Without the pictures, print each of the records below exactly as it appears.

|---|

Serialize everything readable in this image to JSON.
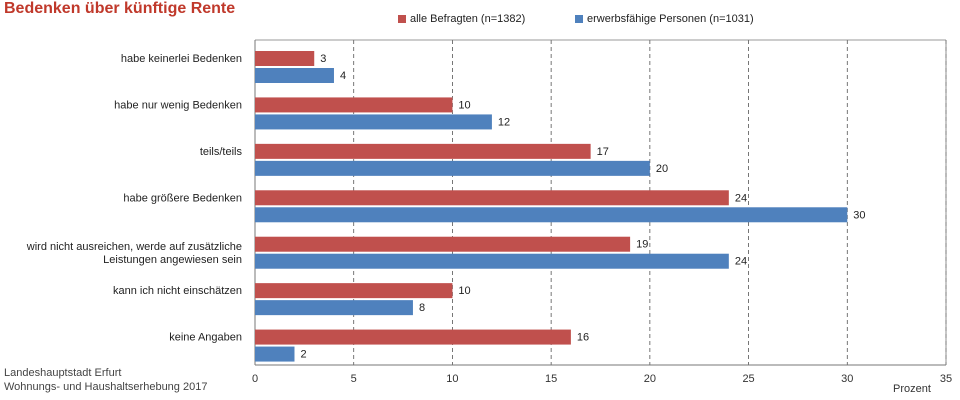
{
  "header": {
    "title": "Bedenken über künftige Rente"
  },
  "footer": {
    "line1": "Landeshauptstadt Erfurt",
    "line2": "Wohnungs- und Haushaltserhebung 2017"
  },
  "colors": {
    "series1": "#c0504d",
    "series2": "#4f81bd",
    "title": "#c0392b"
  },
  "chart_data": {
    "type": "bar",
    "orientation": "horizontal",
    "title": "Bedenken über künftige Rente",
    "xlabel": "Prozent",
    "ylabel": "",
    "xlim": [
      0,
      35
    ],
    "xticks": [
      0,
      5,
      10,
      15,
      20,
      25,
      30,
      35
    ],
    "grid": "vertical dashed",
    "legend_position": "top",
    "categories": [
      [
        "habe keinerlei Bedenken"
      ],
      [
        "habe nur wenig Bedenken"
      ],
      [
        "teils/teils"
      ],
      [
        "habe größere Bedenken"
      ],
      [
        "wird nicht ausreichen, werde auf zusätzliche",
        "Leistungen angewiesen sein"
      ],
      [
        "kann ich nicht einschätzen"
      ],
      [
        "keine Angaben"
      ]
    ],
    "series": [
      {
        "name": "alle Befragten (n=1382)",
        "values": [
          3,
          10,
          17,
          24,
          19,
          10,
          16
        ],
        "labels": [
          "3",
          "10",
          "17",
          "24",
          "19",
          "10",
          "16"
        ]
      },
      {
        "name": "erwerbsfähige Personen (n=1031)",
        "values": [
          4,
          12,
          20,
          30,
          24,
          8,
          2
        ],
        "labels": [
          "4",
          "12",
          "20",
          "30",
          "24",
          "8",
          "2"
        ]
      }
    ]
  }
}
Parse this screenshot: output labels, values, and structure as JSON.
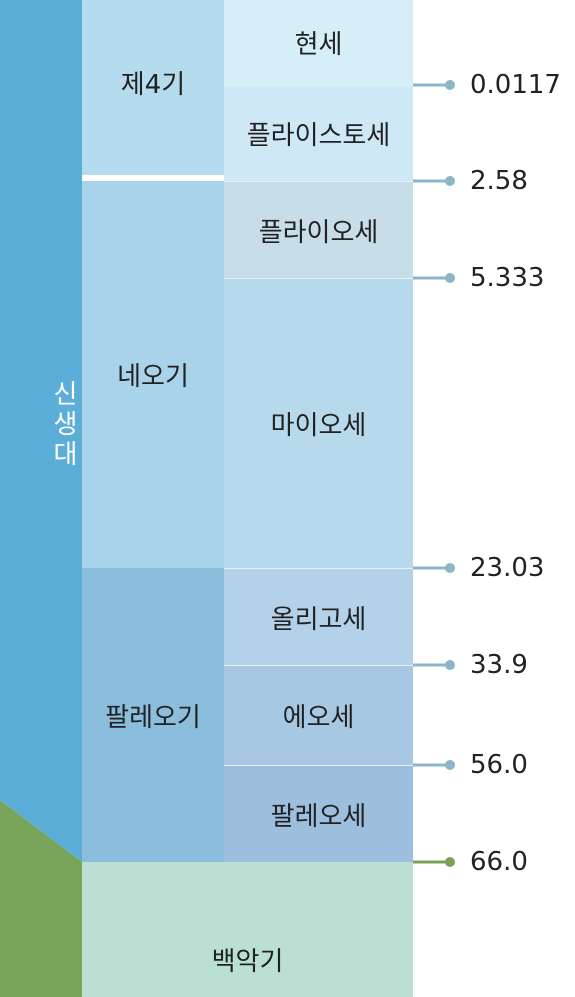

|---|

Solution below
Serialize everything readable in this image to JSON.
{
  "header": {
    "title": "Bedenken über künftige Rente"
  },
  "footer": {
    "line1": "Landeshauptstadt Erfurt",
    "line2": "Wohnungs- und Haushaltserhebung 2017"
  },
  "colors": {
    "series1": "#c0504d",
    "series2": "#4f81bd",
    "title": "#c0392b"
  },
  "chart_data": {
    "type": "bar",
    "orientation": "horizontal",
    "title": "Bedenken über künftige Rente",
    "xlabel": "Prozent",
    "ylabel": "",
    "xlim": [
      0,
      35
    ],
    "xticks": [
      0,
      5,
      10,
      15,
      20,
      25,
      30,
      35
    ],
    "grid": "vertical dashed",
    "legend_position": "top",
    "categories": [
      [
        "habe keinerlei Bedenken"
      ],
      [
        "habe nur wenig Bedenken"
      ],
      [
        "teils/teils"
      ],
      [
        "habe größere Bedenken"
      ],
      [
        "wird nicht ausreichen, werde auf zusätzliche",
        "Leistungen angewiesen sein"
      ],
      [
        "kann ich nicht einschätzen"
      ],
      [
        "keine Angaben"
      ]
    ],
    "series": [
      {
        "name": "alle Befragten (n=1382)",
        "values": [
          3,
          10,
          17,
          24,
          19,
          10,
          16
        ],
        "labels": [
          "3",
          "10",
          "17",
          "24",
          "19",
          "10",
          "16"
        ]
      },
      {
        "name": "erwerbsfähige Personen (n=1031)",
        "values": [
          4,
          12,
          20,
          30,
          24,
          8,
          2
        ],
        "labels": [
          "4",
          "12",
          "20",
          "30",
          "24",
          "8",
          "2"
        ]
      }
    ]
  }
}
Parse this screenshot: output labels, values, and structure as JSON.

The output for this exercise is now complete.